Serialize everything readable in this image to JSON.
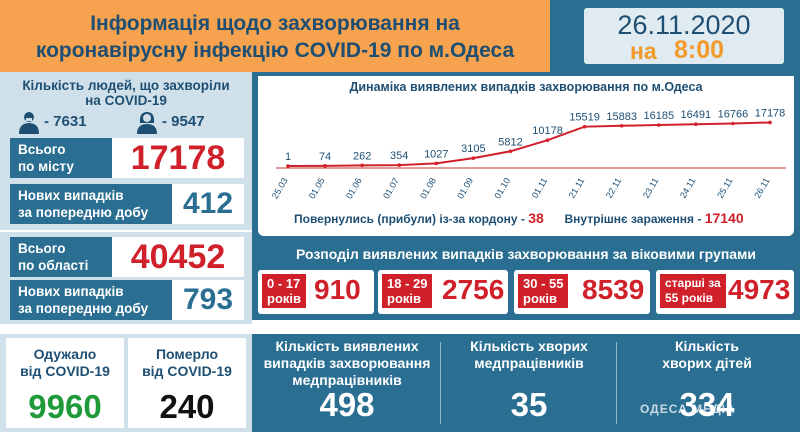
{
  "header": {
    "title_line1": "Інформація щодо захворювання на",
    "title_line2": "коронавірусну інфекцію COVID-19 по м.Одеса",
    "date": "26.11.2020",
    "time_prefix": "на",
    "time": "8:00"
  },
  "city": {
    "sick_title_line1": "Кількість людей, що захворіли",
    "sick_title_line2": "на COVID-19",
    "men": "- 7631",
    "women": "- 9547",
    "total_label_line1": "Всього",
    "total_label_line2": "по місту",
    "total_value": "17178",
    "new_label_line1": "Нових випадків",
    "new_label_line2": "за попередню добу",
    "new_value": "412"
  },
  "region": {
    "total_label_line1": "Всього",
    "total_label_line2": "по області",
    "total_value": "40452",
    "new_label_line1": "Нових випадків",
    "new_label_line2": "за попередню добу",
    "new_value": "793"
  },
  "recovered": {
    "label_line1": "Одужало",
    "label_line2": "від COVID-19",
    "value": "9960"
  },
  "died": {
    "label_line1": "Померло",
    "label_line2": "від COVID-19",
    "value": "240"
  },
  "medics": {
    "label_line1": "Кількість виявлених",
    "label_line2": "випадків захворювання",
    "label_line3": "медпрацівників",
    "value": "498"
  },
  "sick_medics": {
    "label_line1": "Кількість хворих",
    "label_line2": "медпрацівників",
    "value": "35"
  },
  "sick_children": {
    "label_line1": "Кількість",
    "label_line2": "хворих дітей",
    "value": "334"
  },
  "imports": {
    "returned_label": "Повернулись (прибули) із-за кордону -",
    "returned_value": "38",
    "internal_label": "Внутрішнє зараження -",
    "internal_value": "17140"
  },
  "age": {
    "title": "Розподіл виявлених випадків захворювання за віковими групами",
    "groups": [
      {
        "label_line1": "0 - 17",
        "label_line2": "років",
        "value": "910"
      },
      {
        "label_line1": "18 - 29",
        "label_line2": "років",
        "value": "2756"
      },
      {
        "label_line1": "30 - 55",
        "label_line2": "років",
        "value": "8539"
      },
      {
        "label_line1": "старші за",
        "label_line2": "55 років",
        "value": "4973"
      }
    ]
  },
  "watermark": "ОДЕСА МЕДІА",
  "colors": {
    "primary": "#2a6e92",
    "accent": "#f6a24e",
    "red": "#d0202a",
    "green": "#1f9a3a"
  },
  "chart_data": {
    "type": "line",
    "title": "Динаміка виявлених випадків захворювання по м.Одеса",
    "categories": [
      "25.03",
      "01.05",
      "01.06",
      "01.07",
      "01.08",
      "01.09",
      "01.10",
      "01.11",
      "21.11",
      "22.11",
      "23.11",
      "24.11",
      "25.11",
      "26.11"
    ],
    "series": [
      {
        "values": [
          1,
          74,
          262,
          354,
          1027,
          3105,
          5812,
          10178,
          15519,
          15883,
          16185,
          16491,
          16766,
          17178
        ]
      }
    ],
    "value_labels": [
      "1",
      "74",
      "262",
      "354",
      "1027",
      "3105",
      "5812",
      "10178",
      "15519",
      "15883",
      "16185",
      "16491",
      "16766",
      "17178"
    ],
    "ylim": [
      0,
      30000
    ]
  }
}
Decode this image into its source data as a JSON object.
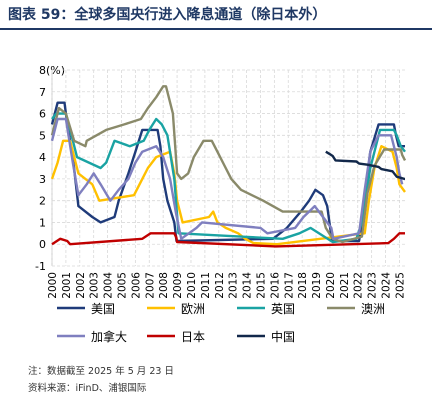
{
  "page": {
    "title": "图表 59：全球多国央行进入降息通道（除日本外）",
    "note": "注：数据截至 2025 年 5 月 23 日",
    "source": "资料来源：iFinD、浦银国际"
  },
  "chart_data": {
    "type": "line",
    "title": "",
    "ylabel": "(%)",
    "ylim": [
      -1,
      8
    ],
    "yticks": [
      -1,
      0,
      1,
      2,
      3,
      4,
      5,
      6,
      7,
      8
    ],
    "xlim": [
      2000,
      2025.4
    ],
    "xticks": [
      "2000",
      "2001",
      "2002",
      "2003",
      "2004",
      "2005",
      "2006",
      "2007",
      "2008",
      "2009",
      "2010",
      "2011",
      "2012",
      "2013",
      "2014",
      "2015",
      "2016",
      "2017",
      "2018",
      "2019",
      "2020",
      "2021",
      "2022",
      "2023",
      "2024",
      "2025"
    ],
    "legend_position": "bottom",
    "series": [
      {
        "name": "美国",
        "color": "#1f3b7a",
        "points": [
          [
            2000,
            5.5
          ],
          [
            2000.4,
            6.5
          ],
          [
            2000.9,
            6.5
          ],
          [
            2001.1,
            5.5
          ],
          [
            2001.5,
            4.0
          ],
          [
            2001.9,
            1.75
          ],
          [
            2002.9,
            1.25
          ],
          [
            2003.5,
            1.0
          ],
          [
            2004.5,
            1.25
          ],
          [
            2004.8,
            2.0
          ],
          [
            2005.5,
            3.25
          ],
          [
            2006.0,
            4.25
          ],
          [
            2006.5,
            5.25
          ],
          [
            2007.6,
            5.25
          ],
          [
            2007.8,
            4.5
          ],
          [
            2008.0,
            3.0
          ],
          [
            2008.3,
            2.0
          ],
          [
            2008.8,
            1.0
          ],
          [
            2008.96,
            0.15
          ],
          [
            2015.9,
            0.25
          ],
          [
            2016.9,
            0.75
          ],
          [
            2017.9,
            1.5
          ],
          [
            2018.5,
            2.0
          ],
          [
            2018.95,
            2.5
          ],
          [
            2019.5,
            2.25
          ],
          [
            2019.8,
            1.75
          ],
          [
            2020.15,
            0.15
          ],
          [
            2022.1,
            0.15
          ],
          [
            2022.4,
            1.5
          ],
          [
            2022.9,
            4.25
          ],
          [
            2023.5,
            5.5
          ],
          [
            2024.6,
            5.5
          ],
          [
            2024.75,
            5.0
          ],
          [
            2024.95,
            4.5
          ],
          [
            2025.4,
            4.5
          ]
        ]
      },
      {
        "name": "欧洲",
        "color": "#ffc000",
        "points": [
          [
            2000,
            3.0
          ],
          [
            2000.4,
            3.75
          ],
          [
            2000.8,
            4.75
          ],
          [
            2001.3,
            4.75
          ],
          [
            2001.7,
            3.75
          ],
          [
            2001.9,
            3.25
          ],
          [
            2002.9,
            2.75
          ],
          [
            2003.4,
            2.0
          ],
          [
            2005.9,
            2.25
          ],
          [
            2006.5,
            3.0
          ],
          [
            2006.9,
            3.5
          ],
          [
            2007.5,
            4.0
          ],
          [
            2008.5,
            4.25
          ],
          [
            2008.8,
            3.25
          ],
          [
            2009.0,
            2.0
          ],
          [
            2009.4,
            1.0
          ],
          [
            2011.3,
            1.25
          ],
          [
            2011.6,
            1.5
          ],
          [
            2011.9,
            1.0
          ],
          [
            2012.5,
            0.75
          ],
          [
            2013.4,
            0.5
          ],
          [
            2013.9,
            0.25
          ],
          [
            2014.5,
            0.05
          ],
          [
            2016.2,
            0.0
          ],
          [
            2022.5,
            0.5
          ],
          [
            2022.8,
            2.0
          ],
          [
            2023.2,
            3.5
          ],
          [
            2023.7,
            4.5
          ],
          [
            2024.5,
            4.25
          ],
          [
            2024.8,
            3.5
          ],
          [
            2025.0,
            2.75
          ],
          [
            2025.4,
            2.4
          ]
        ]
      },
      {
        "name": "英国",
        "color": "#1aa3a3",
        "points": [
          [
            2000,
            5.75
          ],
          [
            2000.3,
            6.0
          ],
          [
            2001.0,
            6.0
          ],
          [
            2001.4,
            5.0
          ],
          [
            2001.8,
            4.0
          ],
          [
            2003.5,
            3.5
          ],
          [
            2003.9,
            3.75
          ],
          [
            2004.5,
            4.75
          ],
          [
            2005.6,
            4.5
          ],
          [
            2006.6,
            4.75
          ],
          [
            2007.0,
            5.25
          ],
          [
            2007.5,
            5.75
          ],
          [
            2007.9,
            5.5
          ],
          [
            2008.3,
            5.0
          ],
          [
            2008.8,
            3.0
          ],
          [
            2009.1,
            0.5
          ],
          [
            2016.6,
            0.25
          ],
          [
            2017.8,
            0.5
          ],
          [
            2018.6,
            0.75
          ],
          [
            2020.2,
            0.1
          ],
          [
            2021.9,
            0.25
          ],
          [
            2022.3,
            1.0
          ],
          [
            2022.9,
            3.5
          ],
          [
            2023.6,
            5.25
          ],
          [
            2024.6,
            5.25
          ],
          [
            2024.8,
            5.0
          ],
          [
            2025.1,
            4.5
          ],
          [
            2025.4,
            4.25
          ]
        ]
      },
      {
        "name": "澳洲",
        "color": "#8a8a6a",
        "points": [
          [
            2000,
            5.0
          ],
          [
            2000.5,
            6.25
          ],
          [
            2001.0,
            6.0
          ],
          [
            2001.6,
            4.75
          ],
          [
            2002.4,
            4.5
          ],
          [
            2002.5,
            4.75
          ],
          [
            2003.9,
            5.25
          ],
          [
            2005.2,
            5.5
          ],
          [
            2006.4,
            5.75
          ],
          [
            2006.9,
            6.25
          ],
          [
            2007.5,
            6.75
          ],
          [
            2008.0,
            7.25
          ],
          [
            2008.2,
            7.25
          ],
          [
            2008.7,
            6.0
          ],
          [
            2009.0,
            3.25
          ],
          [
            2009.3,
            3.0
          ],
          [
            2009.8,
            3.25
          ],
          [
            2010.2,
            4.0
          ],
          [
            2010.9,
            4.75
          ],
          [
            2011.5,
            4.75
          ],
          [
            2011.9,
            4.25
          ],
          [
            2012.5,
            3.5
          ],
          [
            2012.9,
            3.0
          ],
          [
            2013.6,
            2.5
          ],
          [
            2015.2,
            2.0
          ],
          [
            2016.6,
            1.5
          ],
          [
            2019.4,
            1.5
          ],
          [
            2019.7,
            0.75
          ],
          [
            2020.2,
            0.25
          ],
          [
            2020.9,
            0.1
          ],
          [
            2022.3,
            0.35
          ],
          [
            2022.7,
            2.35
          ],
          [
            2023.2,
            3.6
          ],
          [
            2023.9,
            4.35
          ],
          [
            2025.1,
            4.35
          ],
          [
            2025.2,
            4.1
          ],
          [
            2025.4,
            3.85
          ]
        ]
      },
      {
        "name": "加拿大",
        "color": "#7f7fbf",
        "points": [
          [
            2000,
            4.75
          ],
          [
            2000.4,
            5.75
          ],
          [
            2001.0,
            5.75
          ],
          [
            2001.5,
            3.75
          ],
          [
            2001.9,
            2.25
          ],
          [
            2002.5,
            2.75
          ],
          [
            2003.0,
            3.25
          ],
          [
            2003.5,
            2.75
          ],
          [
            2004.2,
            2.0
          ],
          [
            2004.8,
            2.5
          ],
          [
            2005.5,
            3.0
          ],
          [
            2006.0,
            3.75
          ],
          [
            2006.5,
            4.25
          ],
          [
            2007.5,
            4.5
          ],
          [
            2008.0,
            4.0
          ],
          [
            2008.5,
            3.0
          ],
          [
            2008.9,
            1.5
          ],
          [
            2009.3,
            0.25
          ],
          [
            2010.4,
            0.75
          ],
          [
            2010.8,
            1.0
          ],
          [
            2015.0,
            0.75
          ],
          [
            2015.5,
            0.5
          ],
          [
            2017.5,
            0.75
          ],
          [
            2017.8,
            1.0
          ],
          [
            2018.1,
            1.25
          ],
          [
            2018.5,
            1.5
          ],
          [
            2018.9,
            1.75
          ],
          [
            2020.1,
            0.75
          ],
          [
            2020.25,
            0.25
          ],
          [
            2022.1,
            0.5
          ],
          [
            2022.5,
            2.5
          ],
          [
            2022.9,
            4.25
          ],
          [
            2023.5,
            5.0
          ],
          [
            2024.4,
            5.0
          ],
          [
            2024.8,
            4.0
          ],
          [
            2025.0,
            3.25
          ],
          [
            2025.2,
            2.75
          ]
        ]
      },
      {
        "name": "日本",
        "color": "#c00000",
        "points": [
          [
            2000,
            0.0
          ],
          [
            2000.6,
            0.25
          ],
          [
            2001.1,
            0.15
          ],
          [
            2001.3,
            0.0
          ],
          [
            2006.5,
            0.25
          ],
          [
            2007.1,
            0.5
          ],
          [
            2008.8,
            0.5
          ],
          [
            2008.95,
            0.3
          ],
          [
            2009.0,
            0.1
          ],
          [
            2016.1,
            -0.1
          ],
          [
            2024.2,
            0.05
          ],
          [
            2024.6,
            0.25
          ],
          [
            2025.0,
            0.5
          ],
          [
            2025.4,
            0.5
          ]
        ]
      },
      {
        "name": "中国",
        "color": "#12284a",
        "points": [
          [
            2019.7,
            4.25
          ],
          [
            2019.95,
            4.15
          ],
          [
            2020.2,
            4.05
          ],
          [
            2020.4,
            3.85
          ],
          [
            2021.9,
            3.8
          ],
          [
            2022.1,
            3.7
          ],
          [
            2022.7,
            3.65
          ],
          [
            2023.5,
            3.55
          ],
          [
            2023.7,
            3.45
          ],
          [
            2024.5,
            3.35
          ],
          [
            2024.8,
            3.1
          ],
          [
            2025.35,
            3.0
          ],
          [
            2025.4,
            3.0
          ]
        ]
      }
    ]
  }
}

--

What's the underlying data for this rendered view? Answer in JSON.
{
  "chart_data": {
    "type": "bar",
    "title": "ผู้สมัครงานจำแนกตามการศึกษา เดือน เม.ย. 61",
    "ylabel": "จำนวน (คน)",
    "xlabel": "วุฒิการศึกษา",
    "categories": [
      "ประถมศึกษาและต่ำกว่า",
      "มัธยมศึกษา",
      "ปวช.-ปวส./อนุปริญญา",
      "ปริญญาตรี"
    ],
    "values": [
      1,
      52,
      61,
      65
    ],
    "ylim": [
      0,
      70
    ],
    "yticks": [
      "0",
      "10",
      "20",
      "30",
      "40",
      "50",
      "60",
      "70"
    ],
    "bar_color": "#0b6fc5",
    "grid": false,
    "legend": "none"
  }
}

• Written request: List each line of the entries that holds the string "image".

• Written solution:
Serialize everything readable in this image to JSON.
Decode this image into its source data as a JSON object.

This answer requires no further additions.